:: REQUIREMENTS ::
The records below must be transcribed exactly. Do not include the pictures.

Source records:
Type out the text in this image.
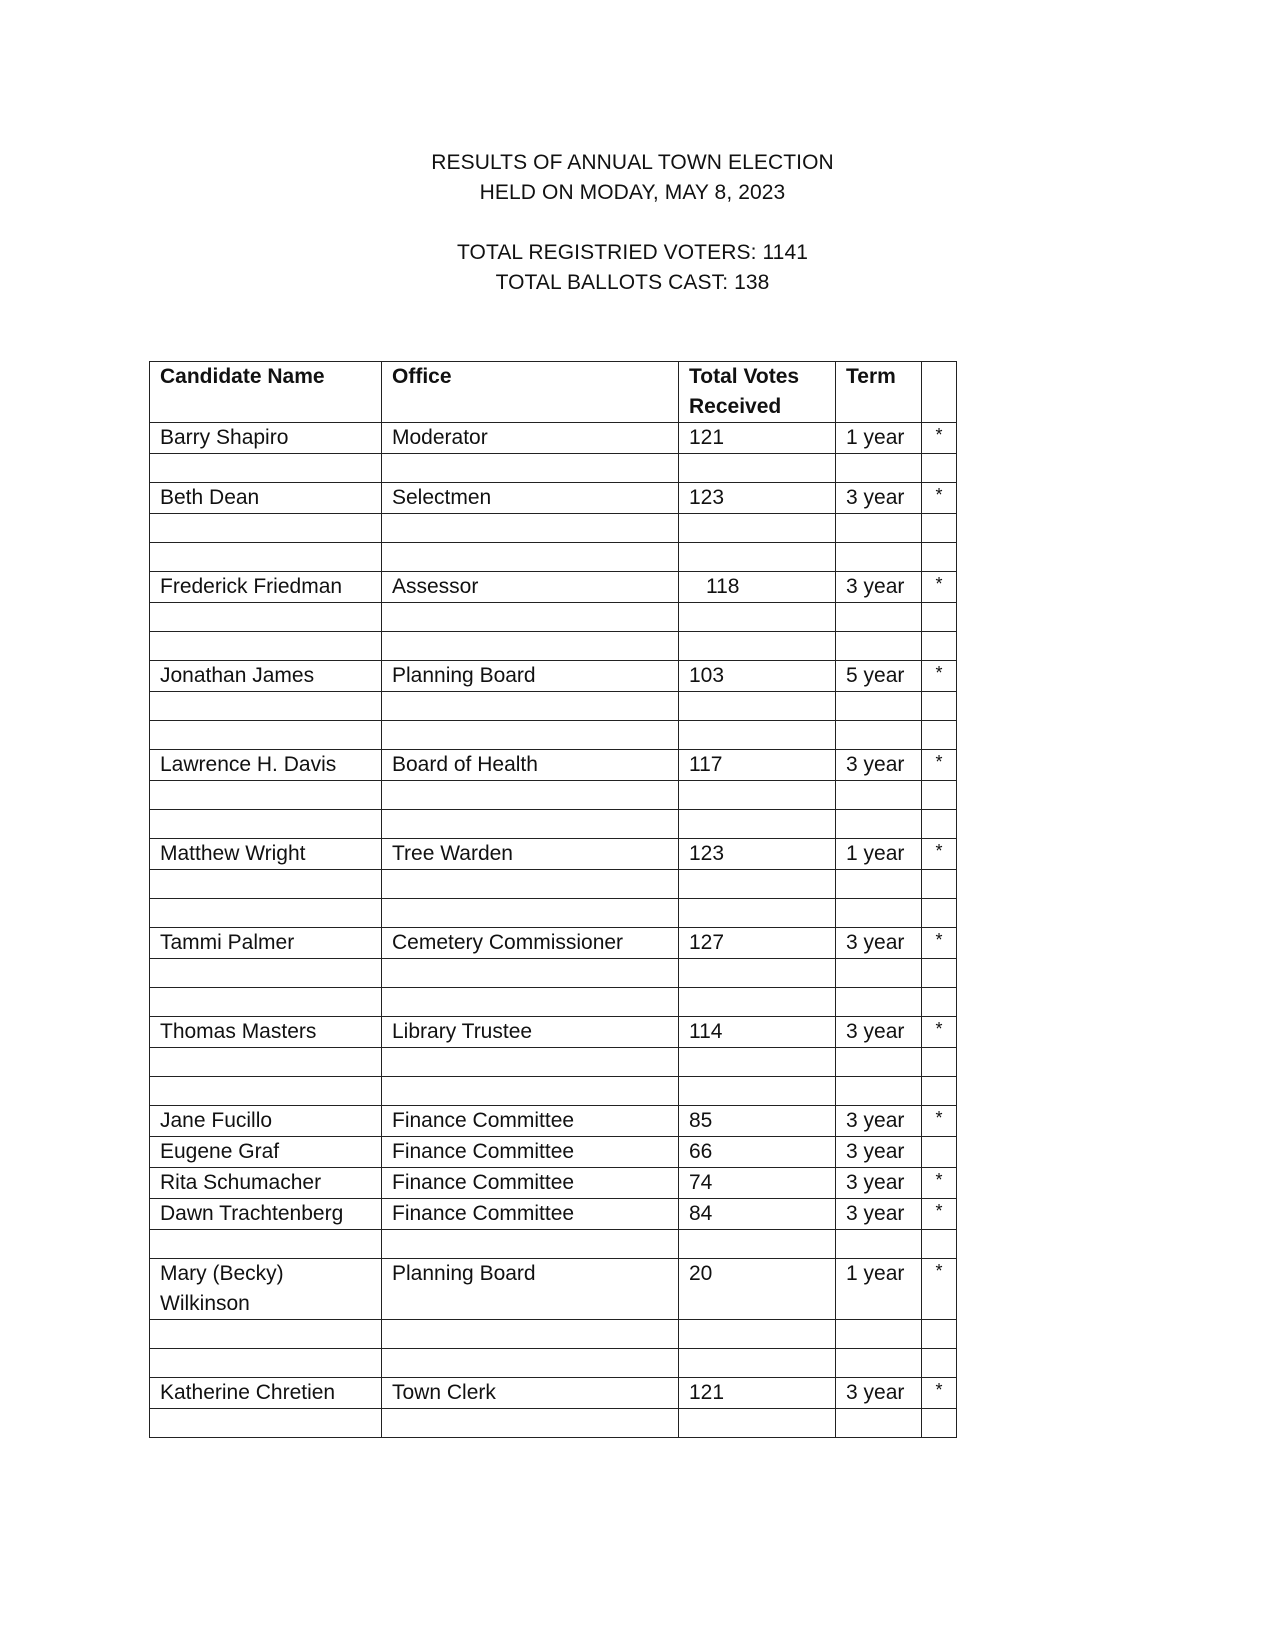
RESULTS OF ANNUAL TOWN ELECTION
HELD ON MODAY, MAY 8, 2023
TOTAL REGISTRIED VOTERS: 1141
TOTAL BALLOTS CAST: 138
Candidate Name	Office	Total Votes Received	Term	
Barry Shapiro	Moderator	121	1 year	*

Beth Dean	Selectmen	123	3 year	*

Frederick Friedman	Assessor	118	3 year	*

Jonathan James	Planning Board	103	5 year	*

Lawrence H. Davis	Board of Health	117	3 year	*

Matthew Wright	Tree Warden	123	1 year	*

Tammi Palmer	Cemetery Commissioner	127	3 year	*

Thomas Masters	Library Trustee	114	3 year	*

Jane Fucillo	Finance Committee	85	3 year	*
Eugene Graf	Finance Committee	66	3 year	
Rita Schumacher	Finance Committee	74	3 year	*
Dawn Trachtenberg	Finance Committee	84	3 year	*

Mary (Becky) Wilkinson	Planning Board	20	1 year	*

Katherine Chretien	Town Clerk	121	3 year	*
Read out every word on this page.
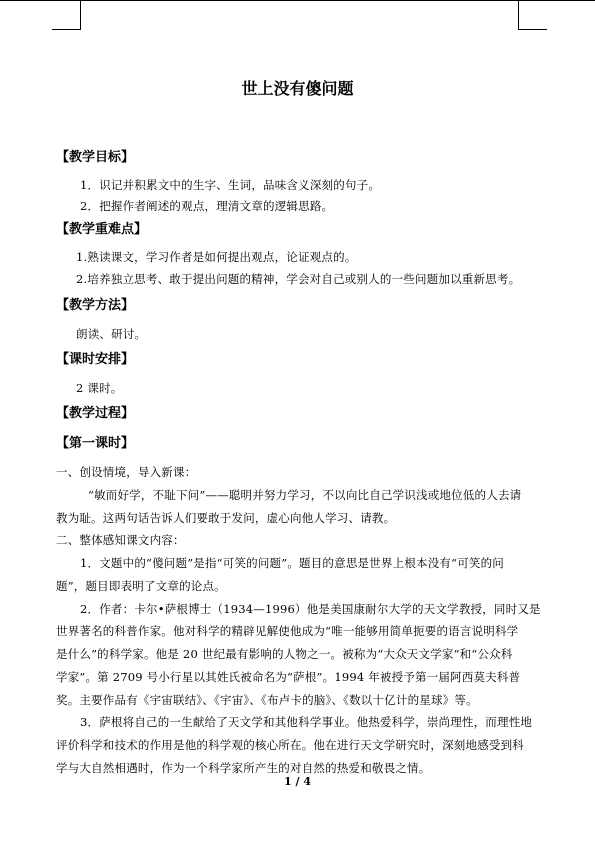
世上没有傻问题
【教学目标】
1．识记并积累文中的生字、生词，品味含义深刻的句子。
2．把握作者阐述的观点，理清文章的逻辑思路。
【教学重难点】
1.熟读课文，学习作者是如何提出观点，论证观点的。
2.培养独立思考、敢于提出问题的精神，学会对自己或别人的一些问题加以重新思考。
【教学方法】
朗读、研讨。
【课时安排】
2 课时。
【教学过程】
【第一课时】
一、创设情境，导入新课：
“敏而好学，不耻下问”——聪明并努力学习，不以向比自己学识浅或地位低的人去请
教为耻。这两句话告诉人们要敢于发问，虚心向他人学习、请教。
二、整体感知课文内容：
1．文题中的“傻问题”是指“可笑的问题”。题目的意思是世界上根本没有“可笑的问
题”，题目即表明了文章的论点。
2．作者：卡尔•萨根博士（1934—1996）他是美国康耐尔大学的天文学教授，同时又是
世界著名的科普作家。他对科学的精辟见解使他成为“唯一能够用简单扼要的语言说明科学
是什么”的科学家。他是 20 世纪最有影响的人物之一。被称为“大众天文学家”和“公众科
学家”。第 2709 号小行星以其姓氏被命名为“萨根”。1994 年被授予第一届阿西莫夫科普
奖。主要作品有《宇宙联结》、《宇宙》、《布卢卡的脑》、《数以十亿计的星球》等。
3．萨根将自己的一生献给了天文学和其他科学事业。他热爱科学，崇尚理性，而理性地
评价科学和技术的作用是他的科学观的核心所在。他在进行天文学研究时，深刻地感受到科
学与大自然相遇时，作为一个科学家所产生的对自然的热爱和敬畏之情。
1 / 4
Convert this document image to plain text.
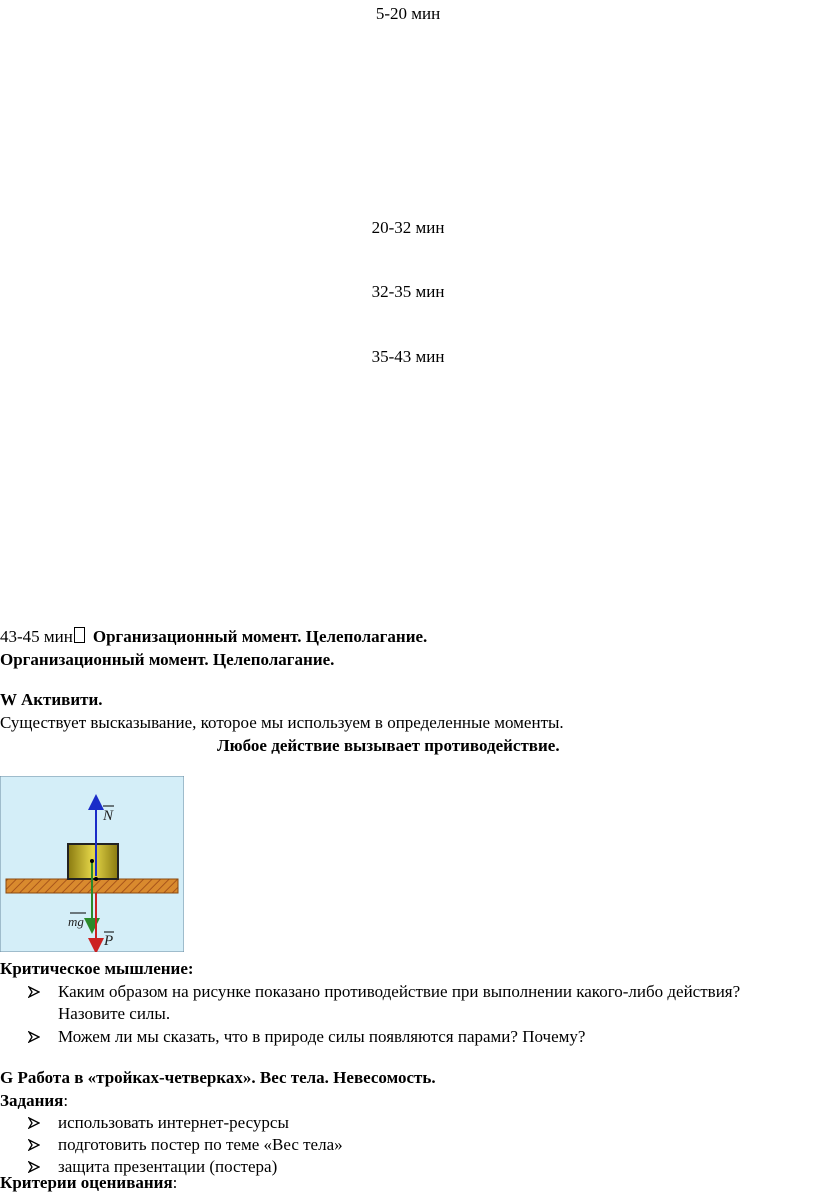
5-20 мин
20-32 мин
32-35 мин
35-43 мин
43-45 мин Организационный момент. Целеполагание.
Организационный момент. Целеполагание.
W Активити.
Существует высказывание, которое мы используем в определенные моменты.
Любое действие вызывает противодействие.
N
mg
P
Критическое мышление:
Каким образом на рисунке показано противодействие при выполнении какого-либо действия?
Назовите силы.
Можем ли мы сказать, что в природе силы появляются парами? Почему?
G Работа в «тройках-четверках». Вес тела. Невесомость.
Задания:
использовать интернет-ресурсы
подготовить постер по теме «Вес тела»
защита презентации (постера)
Критерии оценивания:
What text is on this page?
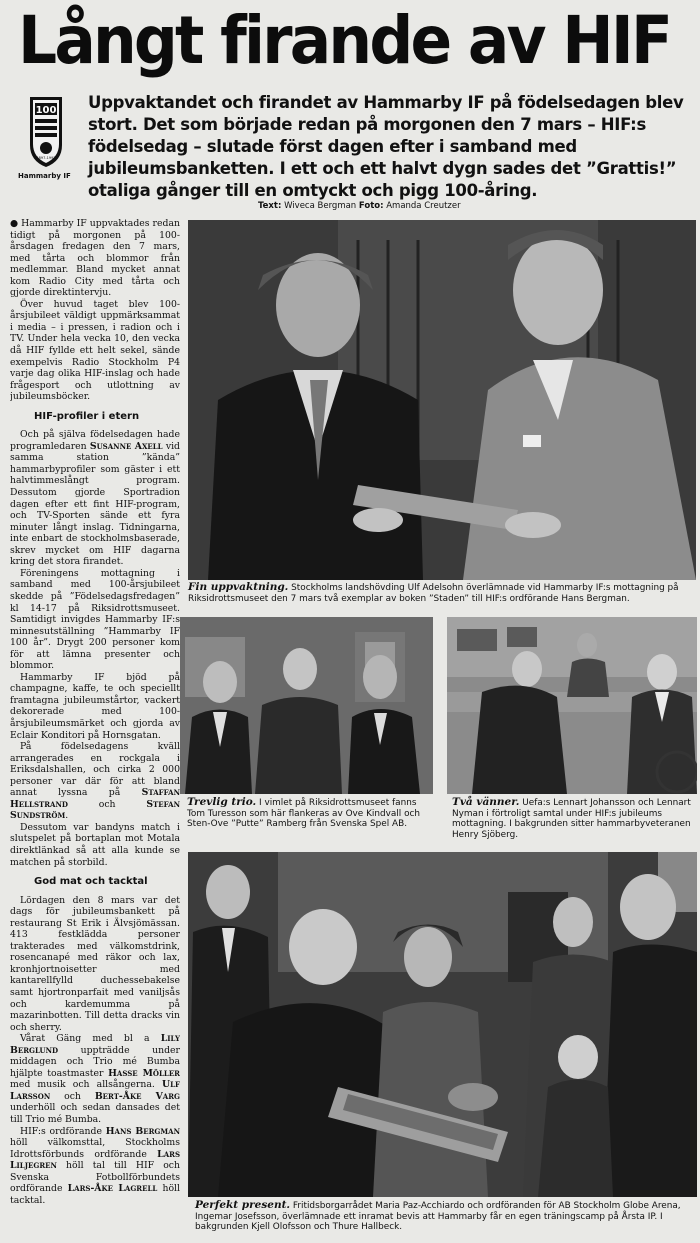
Långt firande av HIF
100
1897-1997
Hammarby IF
Uppvaktandet och firandet av Hammarby IF på födelsedagen blev stort. Det som började redan på morgonen den 7 mars – HIF:s födelsedag – slutade först dagen efter i samband med jubileumsbanketten. I ett och ett halvt dygn sades det ”Grattis!” otaliga gånger till en omtyckt och pigg 100-åring.
Text: Wiveca Bergman Foto: Amanda Creutzer

● Hammarby IF uppvaktades redan tidigt på morgonen på 100-årsdagen fredagen den 7 mars, med tårta och blommor från medlemmar. Bland mycket annat kom Radio City med tårta och gjorde direktintervju.

Över huvud taget blev 100-årsjubileet väldigt uppmärksammat i media – i pressen, i radion och i TV. Under hela vecka 10, den vecka då HIF fyllde ett helt sekel, sände exempelvis Radio Stockholm P4 varje dag olika HIF-inslag och hade frågesport och utlottning av jubileumsböcker.

HIF-profiler i etern

Och på själva födelsedagen hade programledaren Susanne Axell vid samma station ”kända” hammarbyprofiler som gäster i ett halvtimmeslångt program. Dessutom gjorde Sportradion dagen efter ett fint HIF-program, och TV-Sporten sände ett fyra minuter långt inslag. Tidningarna, inte enbart de stockholmsbaserade, skrev mycket om HIF dagarna kring det stora firandet.

Föreningens mottagning i samband med 100-årsjubileet skedde på ”Födelsedagsfredagen” kl 14-17 på Riksidrottsmuseet. Samtidigt invigdes Hammarby IF:s minnesutställning ”Hammarby IF 100 år”. Drygt 200 personer kom för att lämna presenter och blommor.

Hammarby IF bjöd på champagne, kaffe, te och speciellt framtagna jubileumstårtor, vackert dekorerade med 100-årsjubileumsmärket och gjorda av Eclair Konditori på Hornsgatan.

På födelsedagens kväll arrangerades en rockgala i Eriksdalshallen, och cirka 2 000 personer var där för att bland annat lyssna på Staffan Hellstrand och Stefan Sundström.

Dessutom var bandyns match i slutspelet på bortaplan mot Motala direktlänkad så att alla kunde se matchen på storbild.

God mat och tacktal

Lördagen den 8 mars var det dags för jubileumsbankett på restaurang St Erik i Älvsjömässan. 413 festklädda personer trakterades med välkomstdrink, rosencanapé med räkor och lax, kronhjortnoisetter med kantarellfylld duchessebakelse samt hjortronparfait med vaniljsås och kardemumma på mazarinbotten. Till detta dracks vin och sherry.

Vårat Gäng med bl a Lily Berglund uppträdde under middagen och Trio mé Bumba hjälpte toastmaster Hasse Möller med musik och allsångerna. Ulf Larsson och Bert-Åke Varg underhöll och sedan dansades det till Trio mé Bumba.

HIF:s ordförande Hans Bergman höll välkomsttal, Stockholms Idrottsförbunds ordförande Lars Liljegren höll tal till HIF och Svenska Fotbollförbundets ordförande Lars-Åke Lagrell höll tacktal.

Fin uppvaktning. Stockholms landshövding Ulf Adelsohn överlämnade vid Hammarby IF:s mottagning på Riksidrottsmuseet den 7 mars två exemplar av boken ”Staden” till HIF:s ordförande Hans Bergman.
Trevlig trio. I vimlet på Riksidrottsmuseet fanns Tom Turesson som här flankeras av Ove Kindvall och Sten-Ove ”Putte” Ramberg från Svenska Spel AB.
Två vänner. Uefa:s Lennart Johansson och Lennart Nyman i förtroligt samtal under HIF:s jubileums mottagning. I bakgrunden sitter hammarbyveteranen Henry Sjöberg.
Perfekt present. Fritidsborgarrådet Maria Paz-Acchiardo och ordföranden för AB Stockholm Globe Arena, Ingemar Josefsson, överlämnade ett inramat bevis att Hammarby får en egen träningscamp på Årsta IP. I bakgrunden Kjell Olofsson och Thure Hallbeck.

:: RESPONSE TO THE TASK ::
Type out the text in this image.
RESULTS OF ANNUAL TOWN ELECTION
HELD ON MODAY, MAY 8, 2023
TOTAL REGISTRIED VOTERS: 1141
TOTAL BALLOTS CAST: 138
Candidate Name	Office	Total Votes Received	Term	
Barry Shapiro	Moderator	121	1 year	*

Beth Dean	Selectmen	123	3 year	*

Frederick Friedman	Assessor	118	3 year	*

Jonathan James	Planning Board	103	5 year	*

Lawrence H. Davis	Board of Health	117	3 year	*

Matthew Wright	Tree Warden	123	1 year	*

Tammi Palmer	Cemetery Commissioner	127	3 year	*

Thomas Masters	Library Trustee	114	3 year	*

Jane Fucillo	Finance Committee	85	3 year	*
Eugene Graf	Finance Committee	66	3 year	
Rita Schumacher	Finance Committee	74	3 year	*
Dawn Trachtenberg	Finance Committee	84	3 year	*

Mary (Becky) Wilkinson	Planning Board	20	1 year	*

Katherine Chretien	Town Clerk	121	3 year	*
Read out every word on this page.
世上没有傻问题
【教学目标】
1．识记并积累文中的生字、生词，品味含义深刻的句子。
2．把握作者阐述的观点，理清文章的逻辑思路。
【教学重难点】
1.熟读课文，学习作者是如何提出观点，论证观点的。
2.培养独立思考、敢于提出问题的精神，学会对自己或别人的一些问题加以重新思考。
【教学方法】
朗读、研讨。
【课时安排】
2 课时。
【教学过程】
【第一课时】
一、创设情境，导入新课：
“敏而好学，不耻下问”——聪明并努力学习，不以向比自己学识浅或地位低的人去请
教为耻。这两句话告诉人们要敢于发问，虚心向他人学习、请教。
二、整体感知课文内容：
1．文题中的“傻问题”是指“可笑的问题”。题目的意思是世界上根本没有“可笑的问
题”，题目即表明了文章的论点。
2．作者：卡尔•萨根博士（1934—1996）他是美国康耐尔大学的天文学教授，同时又是
世界著名的科普作家。他对科学的精辟见解使他成为“唯一能够用简单扼要的语言说明科学
是什么”的科学家。他是 20 世纪最有影响的人物之一。被称为“大众天文学家”和“公众科
学家”。第 2709 号小行星以其姓氏被命名为“萨根”。1994 年被授予第一届阿西莫夫科普
奖。主要作品有《宇宙联结》、《宇宙》、《布卢卡的脑》、《数以十亿计的星球》等。
3．萨根将自己的一生献给了天文学和其他科学事业。他热爱科学，崇尚理性，而理性地
评价科学和技术的作用是他的科学观的核心所在。他在进行天文学研究时，深刻地感受到科
学与大自然相遇时，作为一个科学家所产生的对自然的热爱和敬畏之情。
1 / 4
Convert this document image to plain text.
5-20 мин
20-32 мин
32-35 мин
35-43 мин
43-45 мин Организационный момент. Целеполагание.
Организационный момент. Целеполагание.
W Активити.
Существует высказывание, которое мы используем в определенные моменты.
Любое действие вызывает противодействие.
N
mg
P
Критическое мышление:
Каким образом на рисунке показано противодействие при выполнении какого-либо действия?
Назовите силы.
Можем ли мы сказать, что в природе силы появляются парами? Почему?
G Работа в «тройках-четверках». Вес тела. Невесомость.
Задания:
использовать интернет-ресурсы
подготовить постер по теме «Вес тела»
защита презентации (постера)
Критерии оценивания:
What text is on this page?
Långt firande av HIF
100
1897-1997
Hammarby IF
Uppvaktandet och firandet av Hammarby IF på födelsedagen blev stort. Det som började redan på morgonen den 7 mars – HIF:s födelsedag – slutade först dagen efter i samband med jubileumsbanketten. I ett och ett halvt dygn sades det ”Grattis!” otaliga gånger till en omtyckt och pigg 100-åring.
Text: Wiveca Bergman Foto: Amanda Creutzer

● Hammarby IF uppvaktades redan tidigt på morgonen på 100-årsdagen fredagen den 7 mars, med tårta och blommor från medlemmar. Bland mycket annat kom Radio City med tårta och gjorde direktintervju.

Över huvud taget blev 100-årsjubileet väldigt uppmärksammat i media – i pressen, i radion och i TV. Under hela vecka 10, den vecka då HIF fyllde ett helt sekel, sände exempelvis Radio Stockholm P4 varje dag olika HIF-inslag och hade frågesport och utlottning av jubileumsböcker.

HIF-profiler i etern

Och på själva födelsedagen hade programledaren Susanne Axell vid samma station ”kända” hammarbyprofiler som gäster i ett halvtimmeslångt program. Dessutom gjorde Sportradion dagen efter ett fint HIF-program, och TV-Sporten sände ett fyra minuter långt inslag. Tidningarna, inte enbart de stockholmsbaserade, skrev mycket om HIF dagarna kring det stora firandet.

Föreningens mottagning i samband med 100-årsjubileet skedde på ”Födelsedagsfredagen” kl 14-17 på Riksidrottsmuseet. Samtidigt invigdes Hammarby IF:s minnesutställning ”Hammarby IF 100 år”. Drygt 200 personer kom för att lämna presenter och blommor.

Hammarby IF bjöd på champagne, kaffe, te och speciellt framtagna jubileumstårtor, vackert dekorerade med 100-årsjubileumsmärket och gjorda av Eclair Konditori på Hornsgatan.

På födelsedagens kväll arrangerades en rockgala i Eriksdalshallen, och cirka 2 000 personer var där för att bland annat lyssna på Staffan Hellstrand och Stefan Sundström.

Dessutom var bandyns match i slutspelet på bortaplan mot Motala direktlänkad så att alla kunde se matchen på storbild.

God mat och tacktal

Lördagen den 8 mars var det dags för jubileumsbankett på restaurang St Erik i Älvsjömässan. 413 festklädda personer trakterades med välkomstdrink, rosencanapé med räkor och lax, kronhjortnoisetter med kantarellfylld duchessebakelse samt hjortronparfait med vaniljsås och kardemumma på mazarinbotten. Till detta dracks vin och sherry.

Vårat Gäng med bl a Lily Berglund uppträdde under middagen och Trio mé Bumba hjälpte toastmaster Hasse Möller med musik och allsångerna. Ulf Larsson och Bert-Åke Varg underhöll och sedan dansades det till Trio mé Bumba.

HIF:s ordförande Hans Bergman höll välkomsttal, Stockholms Idrottsförbunds ordförande Lars Liljegren höll tal till HIF och Svenska Fotbollförbundets ordförande Lars-Åke Lagrell höll tacktal.

Fin uppvaktning. Stockholms landshövding Ulf Adelsohn överlämnade vid Hammarby IF:s mottagning på Riksidrottsmuseet den 7 mars två exemplar av boken ”Staden” till HIF:s ordförande Hans Bergman.
Trevlig trio. I vimlet på Riksidrottsmuseet fanns Tom Turesson som här flankeras av Ove Kindvall och Sten-Ove ”Putte” Ramberg från Svenska Spel AB.
Två vänner. Uefa:s Lennart Johansson och Lennart Nyman i förtroligt samtal under HIF:s jubileums mottagning. I bakgrunden sitter hammarbyveteranen Henry Sjöberg.
Perfekt present. Fritidsborgarrådet Maria Paz-Acchiardo och ordföranden för AB Stockholm Globe Arena, Ingemar Josefsson, överlämnade ett inramat bevis att Hammarby får en egen träningscamp på Årsta IP. I bakgrunden Kjell Olofsson och Thure Hallbeck.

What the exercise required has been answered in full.